* **Provided data**:
....................

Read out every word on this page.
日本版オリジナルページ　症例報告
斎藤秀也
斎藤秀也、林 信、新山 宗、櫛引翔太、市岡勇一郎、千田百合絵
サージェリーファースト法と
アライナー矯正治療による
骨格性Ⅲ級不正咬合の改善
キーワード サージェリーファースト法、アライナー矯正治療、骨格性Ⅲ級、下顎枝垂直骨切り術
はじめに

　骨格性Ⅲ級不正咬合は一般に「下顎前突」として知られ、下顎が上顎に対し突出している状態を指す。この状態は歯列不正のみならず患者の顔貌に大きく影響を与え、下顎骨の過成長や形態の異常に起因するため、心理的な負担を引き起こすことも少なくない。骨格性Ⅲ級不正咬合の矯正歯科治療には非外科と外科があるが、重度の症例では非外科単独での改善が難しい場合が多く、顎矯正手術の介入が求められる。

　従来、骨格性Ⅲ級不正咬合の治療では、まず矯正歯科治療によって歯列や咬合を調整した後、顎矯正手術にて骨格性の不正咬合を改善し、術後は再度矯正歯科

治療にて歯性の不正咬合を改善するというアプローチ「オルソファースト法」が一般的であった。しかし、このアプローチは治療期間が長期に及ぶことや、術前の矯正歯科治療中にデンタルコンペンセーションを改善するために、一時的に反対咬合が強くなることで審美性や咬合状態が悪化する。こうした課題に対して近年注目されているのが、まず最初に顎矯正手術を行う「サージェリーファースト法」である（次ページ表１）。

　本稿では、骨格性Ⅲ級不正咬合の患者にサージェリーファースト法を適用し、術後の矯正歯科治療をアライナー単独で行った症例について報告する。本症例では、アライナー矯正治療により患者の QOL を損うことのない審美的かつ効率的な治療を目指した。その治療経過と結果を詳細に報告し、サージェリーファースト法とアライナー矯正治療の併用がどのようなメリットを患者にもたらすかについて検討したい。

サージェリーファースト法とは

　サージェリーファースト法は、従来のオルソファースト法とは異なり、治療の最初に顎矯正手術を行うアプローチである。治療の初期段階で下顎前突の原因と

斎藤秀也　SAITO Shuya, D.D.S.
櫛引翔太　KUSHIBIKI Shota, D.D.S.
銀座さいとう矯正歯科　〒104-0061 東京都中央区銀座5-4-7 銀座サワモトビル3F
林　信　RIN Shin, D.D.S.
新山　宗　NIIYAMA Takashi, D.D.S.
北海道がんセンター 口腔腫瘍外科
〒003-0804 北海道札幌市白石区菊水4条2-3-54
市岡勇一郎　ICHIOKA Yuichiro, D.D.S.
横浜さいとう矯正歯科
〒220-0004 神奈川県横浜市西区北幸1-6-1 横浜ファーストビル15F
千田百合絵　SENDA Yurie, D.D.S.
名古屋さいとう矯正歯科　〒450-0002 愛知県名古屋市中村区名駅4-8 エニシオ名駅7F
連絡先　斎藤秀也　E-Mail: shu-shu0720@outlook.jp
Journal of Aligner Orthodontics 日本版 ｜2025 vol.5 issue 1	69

....................

* **Directions for this task**: Restate all of the entries exactly, please.

* **Finished task**:
Read out every word on this page.
日本版オリジナルページ　症例報告
斎藤秀也
斎藤秀也、林 信、新山 宗、櫛引翔太、市岡勇一郎、千田百合絵
サージェリーファースト法と
アライナー矯正治療による
骨格性Ⅲ級不正咬合の改善
キーワード サージェリーファースト法、アライナー矯正治療、骨格性Ⅲ級、下顎枝垂直骨切り術
はじめに

　骨格性Ⅲ級不正咬合は一般に「下顎前突」として知られ、下顎が上顎に対し突出している状態を指す。この状態は歯列不正のみならず患者の顔貌に大きく影響を与え、下顎骨の過成長や形態の異常に起因するため、心理的な負担を引き起こすことも少なくない。骨格性Ⅲ級不正咬合の矯正歯科治療には非外科と外科があるが、重度の症例では非外科単独での改善が難しい場合が多く、顎矯正手術の介入が求められる。

　従来、骨格性Ⅲ級不正咬合の治療では、まず矯正歯科治療によって歯列や咬合を調整した後、顎矯正手術にて骨格性の不正咬合を改善し、術後は再度矯正歯科

治療にて歯性の不正咬合を改善するというアプローチ「オルソファースト法」が一般的であった。しかし、このアプローチは治療期間が長期に及ぶことや、術前の矯正歯科治療中にデンタルコンペンセーションを改善するために、一時的に反対咬合が強くなることで審美性や咬合状態が悪化する。こうした課題に対して近年注目されているのが、まず最初に顎矯正手術を行う「サージェリーファースト法」である（次ページ表１）。

　本稿では、骨格性Ⅲ級不正咬合の患者にサージェリーファースト法を適用し、術後の矯正歯科治療をアライナー単独で行った症例について報告する。本症例では、アライナー矯正治療により患者の QOL を損うことのない審美的かつ効率的な治療を目指した。その治療経過と結果を詳細に報告し、サージェリーファースト法とアライナー矯正治療の併用がどのようなメリットを患者にもたらすかについて検討したい。

サージェリーファースト法とは

　サージェリーファースト法は、従来のオルソファースト法とは異なり、治療の最初に顎矯正手術を行うアプローチである。治療の初期段階で下顎前突の原因と

斎藤秀也　SAITO Shuya, D.D.S.
櫛引翔太　KUSHIBIKI Shota, D.D.S.
銀座さいとう矯正歯科　〒104-0061 東京都中央区銀座5-4-7 銀座サワモトビル3F
林　信　RIN Shin, D.D.S.
新山　宗　NIIYAMA Takashi, D.D.S.
北海道がんセンター 口腔腫瘍外科
〒003-0804 北海道札幌市白石区菊水4条2-3-54
市岡勇一郎　ICHIOKA Yuichiro, D.D.S.
横浜さいとう矯正歯科
〒220-0004 神奈川県横浜市西区北幸1-6-1 横浜ファーストビル15F
千田百合絵　SENDA Yurie, D.D.S.
名古屋さいとう矯正歯科　〒450-0002 愛知県名古屋市中村区名駅4-8 エニシオ名駅7F
連絡先　斎藤秀也　E-Mail: shu-shu0720@outlook.jp
Journal of Aligner Orthodontics 日本版 ｜2025 vol.5 issue 1	69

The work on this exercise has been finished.